Listed entries:
--- begin ---

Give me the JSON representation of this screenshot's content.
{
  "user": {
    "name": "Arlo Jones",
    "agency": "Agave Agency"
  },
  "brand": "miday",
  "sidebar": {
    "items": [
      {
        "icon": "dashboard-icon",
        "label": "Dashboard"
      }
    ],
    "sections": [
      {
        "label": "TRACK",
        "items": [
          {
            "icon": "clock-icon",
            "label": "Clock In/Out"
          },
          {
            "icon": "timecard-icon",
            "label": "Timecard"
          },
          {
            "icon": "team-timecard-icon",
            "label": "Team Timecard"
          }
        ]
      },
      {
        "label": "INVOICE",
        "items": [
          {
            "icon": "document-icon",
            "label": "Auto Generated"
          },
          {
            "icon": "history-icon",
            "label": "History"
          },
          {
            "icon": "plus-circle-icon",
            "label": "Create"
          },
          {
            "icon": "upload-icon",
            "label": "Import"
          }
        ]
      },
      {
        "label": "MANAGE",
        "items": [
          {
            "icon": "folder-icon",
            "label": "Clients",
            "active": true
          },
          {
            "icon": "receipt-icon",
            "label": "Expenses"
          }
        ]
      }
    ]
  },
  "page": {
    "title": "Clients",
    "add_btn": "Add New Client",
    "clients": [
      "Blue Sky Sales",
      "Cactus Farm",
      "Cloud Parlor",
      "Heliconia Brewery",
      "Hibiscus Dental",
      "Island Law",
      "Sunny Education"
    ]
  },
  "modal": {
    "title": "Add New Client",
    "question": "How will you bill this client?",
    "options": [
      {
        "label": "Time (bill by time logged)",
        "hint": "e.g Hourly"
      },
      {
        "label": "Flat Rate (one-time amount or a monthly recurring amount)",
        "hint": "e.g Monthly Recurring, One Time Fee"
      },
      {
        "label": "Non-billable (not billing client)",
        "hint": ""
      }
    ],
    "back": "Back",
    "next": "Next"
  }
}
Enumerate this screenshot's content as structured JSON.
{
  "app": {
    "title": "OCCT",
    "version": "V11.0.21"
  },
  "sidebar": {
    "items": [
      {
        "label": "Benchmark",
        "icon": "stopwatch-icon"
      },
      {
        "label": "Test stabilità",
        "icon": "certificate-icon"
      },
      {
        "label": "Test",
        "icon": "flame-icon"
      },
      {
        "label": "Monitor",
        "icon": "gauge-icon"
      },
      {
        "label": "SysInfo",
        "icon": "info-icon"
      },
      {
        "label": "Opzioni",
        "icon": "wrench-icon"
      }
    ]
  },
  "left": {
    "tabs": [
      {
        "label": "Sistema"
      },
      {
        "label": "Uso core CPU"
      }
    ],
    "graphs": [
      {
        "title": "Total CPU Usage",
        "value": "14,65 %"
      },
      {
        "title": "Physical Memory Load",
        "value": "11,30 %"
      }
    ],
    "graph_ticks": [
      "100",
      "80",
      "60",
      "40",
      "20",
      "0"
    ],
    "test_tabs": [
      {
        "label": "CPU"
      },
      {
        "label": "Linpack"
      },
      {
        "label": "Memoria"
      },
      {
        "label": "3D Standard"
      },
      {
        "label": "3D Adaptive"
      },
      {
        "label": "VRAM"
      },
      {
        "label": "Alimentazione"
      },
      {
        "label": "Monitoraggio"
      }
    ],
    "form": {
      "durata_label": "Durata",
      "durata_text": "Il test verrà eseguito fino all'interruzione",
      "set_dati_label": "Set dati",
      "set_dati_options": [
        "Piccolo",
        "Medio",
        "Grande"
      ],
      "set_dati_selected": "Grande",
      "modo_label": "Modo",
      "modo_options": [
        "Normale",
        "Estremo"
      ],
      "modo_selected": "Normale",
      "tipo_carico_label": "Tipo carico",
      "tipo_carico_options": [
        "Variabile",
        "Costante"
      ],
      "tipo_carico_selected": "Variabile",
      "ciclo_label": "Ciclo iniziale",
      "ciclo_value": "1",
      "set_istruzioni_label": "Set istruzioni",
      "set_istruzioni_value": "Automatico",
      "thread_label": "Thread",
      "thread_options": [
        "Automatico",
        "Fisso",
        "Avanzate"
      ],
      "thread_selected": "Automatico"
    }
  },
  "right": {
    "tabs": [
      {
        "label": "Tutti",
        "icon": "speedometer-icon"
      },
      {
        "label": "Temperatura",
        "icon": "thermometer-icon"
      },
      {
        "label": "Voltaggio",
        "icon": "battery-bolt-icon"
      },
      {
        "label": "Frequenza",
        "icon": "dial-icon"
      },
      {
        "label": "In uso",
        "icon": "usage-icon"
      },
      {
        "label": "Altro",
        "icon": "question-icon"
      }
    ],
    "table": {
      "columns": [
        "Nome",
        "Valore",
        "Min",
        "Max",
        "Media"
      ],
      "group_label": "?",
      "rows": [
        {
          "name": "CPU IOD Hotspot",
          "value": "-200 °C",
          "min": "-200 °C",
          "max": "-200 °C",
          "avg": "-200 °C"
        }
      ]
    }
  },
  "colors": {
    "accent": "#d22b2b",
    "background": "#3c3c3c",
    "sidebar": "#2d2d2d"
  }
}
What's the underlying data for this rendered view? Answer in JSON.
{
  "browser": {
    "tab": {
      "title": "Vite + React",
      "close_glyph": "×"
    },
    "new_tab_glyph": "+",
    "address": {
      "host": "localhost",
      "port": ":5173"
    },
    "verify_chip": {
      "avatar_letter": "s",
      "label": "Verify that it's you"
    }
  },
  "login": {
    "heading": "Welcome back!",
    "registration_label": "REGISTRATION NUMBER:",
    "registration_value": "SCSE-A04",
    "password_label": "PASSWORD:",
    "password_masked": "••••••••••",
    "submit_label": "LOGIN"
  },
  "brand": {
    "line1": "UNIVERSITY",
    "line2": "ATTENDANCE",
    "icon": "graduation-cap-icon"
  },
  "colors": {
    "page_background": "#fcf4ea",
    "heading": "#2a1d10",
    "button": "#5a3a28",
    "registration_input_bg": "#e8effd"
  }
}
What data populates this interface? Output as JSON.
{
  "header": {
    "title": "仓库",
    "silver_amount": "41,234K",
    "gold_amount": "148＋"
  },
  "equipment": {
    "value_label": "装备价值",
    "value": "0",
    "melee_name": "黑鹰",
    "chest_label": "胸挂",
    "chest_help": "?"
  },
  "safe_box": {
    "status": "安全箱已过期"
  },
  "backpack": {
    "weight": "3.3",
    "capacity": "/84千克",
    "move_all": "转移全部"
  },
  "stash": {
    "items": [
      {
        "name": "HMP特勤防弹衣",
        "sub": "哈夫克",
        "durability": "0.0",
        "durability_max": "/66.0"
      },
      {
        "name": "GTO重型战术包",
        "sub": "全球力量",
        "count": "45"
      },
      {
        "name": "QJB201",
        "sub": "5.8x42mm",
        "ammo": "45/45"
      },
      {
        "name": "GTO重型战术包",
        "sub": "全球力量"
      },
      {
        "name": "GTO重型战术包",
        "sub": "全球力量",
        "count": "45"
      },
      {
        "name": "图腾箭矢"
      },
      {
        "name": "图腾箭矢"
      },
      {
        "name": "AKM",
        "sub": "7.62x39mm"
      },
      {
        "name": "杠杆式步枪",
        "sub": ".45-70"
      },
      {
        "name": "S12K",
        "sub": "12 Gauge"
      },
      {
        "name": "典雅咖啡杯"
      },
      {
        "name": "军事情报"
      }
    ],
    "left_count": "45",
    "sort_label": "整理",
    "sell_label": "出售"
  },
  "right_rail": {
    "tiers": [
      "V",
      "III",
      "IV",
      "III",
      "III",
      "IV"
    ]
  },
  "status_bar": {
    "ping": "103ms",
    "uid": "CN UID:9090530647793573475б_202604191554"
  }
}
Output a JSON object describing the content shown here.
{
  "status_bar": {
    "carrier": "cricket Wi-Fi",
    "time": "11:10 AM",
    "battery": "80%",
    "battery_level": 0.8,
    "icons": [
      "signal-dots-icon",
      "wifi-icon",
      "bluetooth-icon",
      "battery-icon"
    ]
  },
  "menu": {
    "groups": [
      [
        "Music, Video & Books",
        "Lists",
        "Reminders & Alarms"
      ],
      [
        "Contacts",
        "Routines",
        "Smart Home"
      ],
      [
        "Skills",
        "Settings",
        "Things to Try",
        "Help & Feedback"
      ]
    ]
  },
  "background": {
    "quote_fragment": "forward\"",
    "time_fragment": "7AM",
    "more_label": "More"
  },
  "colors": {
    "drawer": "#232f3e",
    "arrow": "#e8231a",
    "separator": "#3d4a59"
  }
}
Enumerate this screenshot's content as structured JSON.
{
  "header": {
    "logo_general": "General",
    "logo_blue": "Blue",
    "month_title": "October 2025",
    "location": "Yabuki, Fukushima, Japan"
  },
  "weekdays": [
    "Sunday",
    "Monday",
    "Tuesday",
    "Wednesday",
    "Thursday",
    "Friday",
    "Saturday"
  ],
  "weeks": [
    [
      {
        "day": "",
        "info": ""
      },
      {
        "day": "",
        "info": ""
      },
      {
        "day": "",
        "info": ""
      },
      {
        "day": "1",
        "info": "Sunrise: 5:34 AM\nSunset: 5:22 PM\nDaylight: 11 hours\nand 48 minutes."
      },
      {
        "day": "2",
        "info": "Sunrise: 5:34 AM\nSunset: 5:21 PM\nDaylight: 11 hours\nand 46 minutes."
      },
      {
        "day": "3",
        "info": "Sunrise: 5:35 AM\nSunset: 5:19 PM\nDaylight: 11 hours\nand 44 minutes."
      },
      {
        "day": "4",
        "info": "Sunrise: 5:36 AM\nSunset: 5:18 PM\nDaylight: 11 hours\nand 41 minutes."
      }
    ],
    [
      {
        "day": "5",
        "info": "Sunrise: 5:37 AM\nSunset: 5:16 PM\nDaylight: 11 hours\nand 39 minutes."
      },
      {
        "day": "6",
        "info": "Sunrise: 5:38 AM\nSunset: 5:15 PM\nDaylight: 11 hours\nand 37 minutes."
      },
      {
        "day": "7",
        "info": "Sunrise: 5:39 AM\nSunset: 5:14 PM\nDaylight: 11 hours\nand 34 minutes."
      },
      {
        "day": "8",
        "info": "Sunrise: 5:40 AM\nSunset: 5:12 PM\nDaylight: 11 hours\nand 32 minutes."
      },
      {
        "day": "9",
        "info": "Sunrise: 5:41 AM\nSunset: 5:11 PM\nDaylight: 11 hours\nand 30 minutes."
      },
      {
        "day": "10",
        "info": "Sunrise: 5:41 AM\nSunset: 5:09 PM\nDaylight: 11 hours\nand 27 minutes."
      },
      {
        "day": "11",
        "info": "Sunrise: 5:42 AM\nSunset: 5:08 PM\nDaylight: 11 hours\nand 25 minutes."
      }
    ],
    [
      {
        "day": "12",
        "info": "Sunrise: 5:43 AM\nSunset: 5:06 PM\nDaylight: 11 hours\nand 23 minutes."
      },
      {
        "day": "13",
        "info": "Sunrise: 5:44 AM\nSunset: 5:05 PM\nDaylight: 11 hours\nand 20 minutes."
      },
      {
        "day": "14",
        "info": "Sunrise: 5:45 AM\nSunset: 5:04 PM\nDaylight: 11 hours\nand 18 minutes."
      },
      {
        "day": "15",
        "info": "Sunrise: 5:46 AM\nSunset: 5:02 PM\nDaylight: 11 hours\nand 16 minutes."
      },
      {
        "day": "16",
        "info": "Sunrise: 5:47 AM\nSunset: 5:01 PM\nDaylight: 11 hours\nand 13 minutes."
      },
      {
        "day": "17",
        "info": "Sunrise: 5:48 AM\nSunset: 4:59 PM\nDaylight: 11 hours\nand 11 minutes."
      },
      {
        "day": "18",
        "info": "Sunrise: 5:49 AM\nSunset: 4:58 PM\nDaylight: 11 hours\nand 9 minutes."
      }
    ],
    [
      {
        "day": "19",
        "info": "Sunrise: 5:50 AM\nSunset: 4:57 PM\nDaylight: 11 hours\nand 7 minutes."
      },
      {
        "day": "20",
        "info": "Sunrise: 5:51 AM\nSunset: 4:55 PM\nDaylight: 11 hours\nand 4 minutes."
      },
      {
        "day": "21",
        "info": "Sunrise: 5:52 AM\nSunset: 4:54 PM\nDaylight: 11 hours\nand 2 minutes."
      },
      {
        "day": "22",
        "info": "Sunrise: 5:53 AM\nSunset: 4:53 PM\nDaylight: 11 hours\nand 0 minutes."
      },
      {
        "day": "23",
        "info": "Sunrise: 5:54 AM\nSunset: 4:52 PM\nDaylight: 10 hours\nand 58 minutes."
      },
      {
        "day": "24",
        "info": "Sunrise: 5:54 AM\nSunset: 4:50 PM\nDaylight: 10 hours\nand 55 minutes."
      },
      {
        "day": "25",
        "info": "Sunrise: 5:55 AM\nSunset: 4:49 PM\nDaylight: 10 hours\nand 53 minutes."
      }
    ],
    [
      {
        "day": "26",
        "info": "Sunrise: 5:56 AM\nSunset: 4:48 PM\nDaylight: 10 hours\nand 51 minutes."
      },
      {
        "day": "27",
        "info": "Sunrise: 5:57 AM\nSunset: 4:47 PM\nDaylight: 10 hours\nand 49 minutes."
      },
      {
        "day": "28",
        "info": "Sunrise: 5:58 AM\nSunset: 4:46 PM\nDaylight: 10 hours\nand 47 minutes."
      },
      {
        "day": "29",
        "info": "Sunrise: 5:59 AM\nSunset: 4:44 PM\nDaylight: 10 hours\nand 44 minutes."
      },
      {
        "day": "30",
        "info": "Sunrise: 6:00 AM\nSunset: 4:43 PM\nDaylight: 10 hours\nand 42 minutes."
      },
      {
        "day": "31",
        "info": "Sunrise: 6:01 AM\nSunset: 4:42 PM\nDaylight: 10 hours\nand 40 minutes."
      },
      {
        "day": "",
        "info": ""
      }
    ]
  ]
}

--- end ---

Instructions for the task: Among the entries above, how many lines include the word "Automatico"? Reply with the number only.

Final result: 3